§ Work required
Copy, from the entries below, each line in which the string "different" appears.

[Data records]
»»
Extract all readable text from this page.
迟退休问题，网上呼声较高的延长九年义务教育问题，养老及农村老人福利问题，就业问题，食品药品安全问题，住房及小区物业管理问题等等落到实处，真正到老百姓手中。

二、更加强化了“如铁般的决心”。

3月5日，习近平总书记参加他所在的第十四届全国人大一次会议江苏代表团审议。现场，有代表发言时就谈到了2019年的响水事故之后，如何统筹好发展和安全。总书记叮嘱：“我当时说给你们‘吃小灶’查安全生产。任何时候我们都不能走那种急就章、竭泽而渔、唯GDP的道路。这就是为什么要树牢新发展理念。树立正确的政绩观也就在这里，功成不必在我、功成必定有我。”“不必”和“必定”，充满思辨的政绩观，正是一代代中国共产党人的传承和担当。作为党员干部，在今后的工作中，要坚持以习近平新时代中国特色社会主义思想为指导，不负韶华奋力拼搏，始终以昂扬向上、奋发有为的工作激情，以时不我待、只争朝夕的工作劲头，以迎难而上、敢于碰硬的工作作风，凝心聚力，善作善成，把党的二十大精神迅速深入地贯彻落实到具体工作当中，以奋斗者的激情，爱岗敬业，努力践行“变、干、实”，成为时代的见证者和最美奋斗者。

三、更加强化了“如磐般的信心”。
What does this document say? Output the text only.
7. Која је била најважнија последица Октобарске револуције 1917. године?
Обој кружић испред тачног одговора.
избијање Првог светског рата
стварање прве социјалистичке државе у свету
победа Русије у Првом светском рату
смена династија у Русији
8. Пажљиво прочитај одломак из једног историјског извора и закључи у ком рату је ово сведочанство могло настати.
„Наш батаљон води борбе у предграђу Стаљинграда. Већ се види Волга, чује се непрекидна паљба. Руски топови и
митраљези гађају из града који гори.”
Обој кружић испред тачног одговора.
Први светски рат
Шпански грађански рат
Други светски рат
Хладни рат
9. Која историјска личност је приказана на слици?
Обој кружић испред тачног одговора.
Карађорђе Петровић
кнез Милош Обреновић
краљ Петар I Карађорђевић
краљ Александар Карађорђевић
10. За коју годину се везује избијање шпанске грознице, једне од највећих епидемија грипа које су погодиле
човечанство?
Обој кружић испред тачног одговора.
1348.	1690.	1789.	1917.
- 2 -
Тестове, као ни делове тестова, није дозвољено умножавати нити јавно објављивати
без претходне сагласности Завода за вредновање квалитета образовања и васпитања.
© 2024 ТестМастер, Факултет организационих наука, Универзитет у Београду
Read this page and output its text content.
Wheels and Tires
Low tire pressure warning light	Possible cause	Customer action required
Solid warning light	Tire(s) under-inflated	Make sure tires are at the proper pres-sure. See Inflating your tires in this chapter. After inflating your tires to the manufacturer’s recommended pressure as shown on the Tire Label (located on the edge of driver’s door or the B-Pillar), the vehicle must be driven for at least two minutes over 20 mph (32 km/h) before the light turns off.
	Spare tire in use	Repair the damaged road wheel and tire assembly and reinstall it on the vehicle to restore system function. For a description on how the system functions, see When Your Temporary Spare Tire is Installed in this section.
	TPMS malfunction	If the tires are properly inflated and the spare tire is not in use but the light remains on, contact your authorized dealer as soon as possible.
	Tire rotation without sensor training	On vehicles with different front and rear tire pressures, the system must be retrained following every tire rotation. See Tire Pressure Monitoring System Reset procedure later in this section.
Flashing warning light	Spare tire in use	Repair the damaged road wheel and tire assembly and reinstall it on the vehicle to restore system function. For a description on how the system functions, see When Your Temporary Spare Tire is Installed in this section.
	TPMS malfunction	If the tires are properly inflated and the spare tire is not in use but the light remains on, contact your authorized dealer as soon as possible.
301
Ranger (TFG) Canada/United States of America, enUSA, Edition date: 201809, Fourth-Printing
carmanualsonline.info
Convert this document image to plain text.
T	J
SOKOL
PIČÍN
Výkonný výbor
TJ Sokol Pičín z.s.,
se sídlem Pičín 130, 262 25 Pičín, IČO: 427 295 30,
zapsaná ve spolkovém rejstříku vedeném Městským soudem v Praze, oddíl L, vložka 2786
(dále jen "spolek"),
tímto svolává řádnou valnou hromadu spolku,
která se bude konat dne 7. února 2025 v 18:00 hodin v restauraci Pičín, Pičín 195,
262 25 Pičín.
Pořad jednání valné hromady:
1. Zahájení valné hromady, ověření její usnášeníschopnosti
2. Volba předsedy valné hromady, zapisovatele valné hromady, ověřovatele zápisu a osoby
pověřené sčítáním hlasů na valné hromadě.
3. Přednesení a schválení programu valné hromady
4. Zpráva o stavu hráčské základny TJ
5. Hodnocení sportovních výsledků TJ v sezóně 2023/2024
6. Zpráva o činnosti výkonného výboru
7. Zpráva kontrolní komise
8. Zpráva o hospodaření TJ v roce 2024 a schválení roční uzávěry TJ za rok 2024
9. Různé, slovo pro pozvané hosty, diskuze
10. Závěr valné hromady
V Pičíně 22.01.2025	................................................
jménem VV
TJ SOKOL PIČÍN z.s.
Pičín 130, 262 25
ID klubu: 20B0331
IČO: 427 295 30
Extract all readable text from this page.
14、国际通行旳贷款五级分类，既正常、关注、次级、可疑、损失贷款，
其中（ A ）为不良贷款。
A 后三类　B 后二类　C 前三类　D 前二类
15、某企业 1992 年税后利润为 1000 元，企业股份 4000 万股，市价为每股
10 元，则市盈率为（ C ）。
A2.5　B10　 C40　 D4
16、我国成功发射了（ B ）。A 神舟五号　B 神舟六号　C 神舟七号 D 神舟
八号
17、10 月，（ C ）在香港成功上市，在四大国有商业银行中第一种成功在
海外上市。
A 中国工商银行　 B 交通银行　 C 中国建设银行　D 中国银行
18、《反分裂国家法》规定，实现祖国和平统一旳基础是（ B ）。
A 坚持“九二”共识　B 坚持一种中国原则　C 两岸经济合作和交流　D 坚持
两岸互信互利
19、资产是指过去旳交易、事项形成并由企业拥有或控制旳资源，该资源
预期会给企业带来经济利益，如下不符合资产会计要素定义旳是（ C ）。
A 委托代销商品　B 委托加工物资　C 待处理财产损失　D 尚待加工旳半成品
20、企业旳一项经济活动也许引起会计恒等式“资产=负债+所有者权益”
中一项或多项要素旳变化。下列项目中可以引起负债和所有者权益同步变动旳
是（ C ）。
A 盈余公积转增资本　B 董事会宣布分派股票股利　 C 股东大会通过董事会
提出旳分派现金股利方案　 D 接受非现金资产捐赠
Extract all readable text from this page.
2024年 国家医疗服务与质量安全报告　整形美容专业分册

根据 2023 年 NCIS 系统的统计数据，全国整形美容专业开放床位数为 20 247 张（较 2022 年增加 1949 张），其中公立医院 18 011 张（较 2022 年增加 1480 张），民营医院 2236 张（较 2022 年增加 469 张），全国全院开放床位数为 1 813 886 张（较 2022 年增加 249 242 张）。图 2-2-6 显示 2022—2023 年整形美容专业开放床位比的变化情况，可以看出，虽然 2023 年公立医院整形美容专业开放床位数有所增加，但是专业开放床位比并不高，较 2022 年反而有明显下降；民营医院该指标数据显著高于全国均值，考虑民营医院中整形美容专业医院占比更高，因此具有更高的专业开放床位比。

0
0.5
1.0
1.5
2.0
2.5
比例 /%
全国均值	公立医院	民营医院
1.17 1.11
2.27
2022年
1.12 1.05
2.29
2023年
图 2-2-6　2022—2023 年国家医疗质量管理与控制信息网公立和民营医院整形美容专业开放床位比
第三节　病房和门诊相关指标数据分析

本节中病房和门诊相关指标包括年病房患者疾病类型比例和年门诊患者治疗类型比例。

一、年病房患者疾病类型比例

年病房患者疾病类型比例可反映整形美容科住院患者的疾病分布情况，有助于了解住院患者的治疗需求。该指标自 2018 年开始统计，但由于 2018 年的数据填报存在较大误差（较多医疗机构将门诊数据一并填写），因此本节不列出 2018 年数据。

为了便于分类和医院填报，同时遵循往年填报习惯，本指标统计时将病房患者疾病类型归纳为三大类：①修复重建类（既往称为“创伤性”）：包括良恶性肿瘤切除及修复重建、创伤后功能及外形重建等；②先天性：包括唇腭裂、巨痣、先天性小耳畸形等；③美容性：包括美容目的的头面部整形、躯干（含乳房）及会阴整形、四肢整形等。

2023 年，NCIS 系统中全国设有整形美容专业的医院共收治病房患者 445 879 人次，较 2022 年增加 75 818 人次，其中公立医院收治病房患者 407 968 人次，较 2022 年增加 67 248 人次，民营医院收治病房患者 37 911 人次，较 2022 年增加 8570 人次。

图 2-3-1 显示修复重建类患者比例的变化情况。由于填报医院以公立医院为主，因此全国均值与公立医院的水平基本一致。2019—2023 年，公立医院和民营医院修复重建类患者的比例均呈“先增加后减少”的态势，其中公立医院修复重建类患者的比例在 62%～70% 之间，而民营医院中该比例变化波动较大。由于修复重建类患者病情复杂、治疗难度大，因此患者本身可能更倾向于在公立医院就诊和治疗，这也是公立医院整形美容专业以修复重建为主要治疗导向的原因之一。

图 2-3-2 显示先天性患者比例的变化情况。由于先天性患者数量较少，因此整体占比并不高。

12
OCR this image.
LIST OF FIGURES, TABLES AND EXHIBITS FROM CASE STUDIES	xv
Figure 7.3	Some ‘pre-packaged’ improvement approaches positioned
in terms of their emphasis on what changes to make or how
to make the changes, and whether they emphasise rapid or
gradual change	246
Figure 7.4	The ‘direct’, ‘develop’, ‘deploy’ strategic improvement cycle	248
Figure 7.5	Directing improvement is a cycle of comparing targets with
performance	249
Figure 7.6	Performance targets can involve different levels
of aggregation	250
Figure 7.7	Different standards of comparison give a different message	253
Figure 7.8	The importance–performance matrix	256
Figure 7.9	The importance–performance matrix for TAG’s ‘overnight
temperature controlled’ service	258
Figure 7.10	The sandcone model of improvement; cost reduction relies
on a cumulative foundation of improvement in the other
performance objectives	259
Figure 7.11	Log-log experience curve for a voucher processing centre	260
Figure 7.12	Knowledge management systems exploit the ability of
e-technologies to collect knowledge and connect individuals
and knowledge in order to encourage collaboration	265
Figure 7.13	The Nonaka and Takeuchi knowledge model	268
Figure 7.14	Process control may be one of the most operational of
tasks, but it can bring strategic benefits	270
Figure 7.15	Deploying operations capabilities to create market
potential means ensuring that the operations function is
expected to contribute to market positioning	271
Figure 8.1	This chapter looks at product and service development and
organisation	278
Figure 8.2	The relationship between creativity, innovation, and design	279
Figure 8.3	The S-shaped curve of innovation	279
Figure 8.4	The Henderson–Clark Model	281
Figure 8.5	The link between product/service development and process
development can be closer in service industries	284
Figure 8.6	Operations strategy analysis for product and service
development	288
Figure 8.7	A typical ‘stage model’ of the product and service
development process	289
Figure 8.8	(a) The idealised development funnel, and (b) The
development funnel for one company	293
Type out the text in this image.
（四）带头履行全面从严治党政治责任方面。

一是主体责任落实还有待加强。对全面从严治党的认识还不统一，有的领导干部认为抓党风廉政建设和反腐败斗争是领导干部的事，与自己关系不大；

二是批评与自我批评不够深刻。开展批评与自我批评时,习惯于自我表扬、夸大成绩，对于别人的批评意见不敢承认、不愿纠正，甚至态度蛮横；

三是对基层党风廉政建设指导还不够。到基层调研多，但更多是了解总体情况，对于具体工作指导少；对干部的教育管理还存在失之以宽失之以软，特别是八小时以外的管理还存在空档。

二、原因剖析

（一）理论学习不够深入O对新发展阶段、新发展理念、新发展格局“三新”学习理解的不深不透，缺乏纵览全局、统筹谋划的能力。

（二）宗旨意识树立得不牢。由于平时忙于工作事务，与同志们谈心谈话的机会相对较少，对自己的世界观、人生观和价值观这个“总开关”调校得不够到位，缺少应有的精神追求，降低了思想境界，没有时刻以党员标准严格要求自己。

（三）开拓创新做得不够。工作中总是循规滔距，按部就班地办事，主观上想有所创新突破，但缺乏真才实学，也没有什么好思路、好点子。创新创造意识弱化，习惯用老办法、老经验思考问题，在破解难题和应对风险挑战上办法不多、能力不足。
««
§ Response to the exercise
	Tire rotation without sensor training	On vehicles with different front and rear tire pressures, the system must be retrained following every tire rotation. See Tire Pressure Monitoring System Reset procedure later in this section.
Figure 7.6	Performance targets can involve different levels
Figure 7.7	Different standards of comparison give a different message	253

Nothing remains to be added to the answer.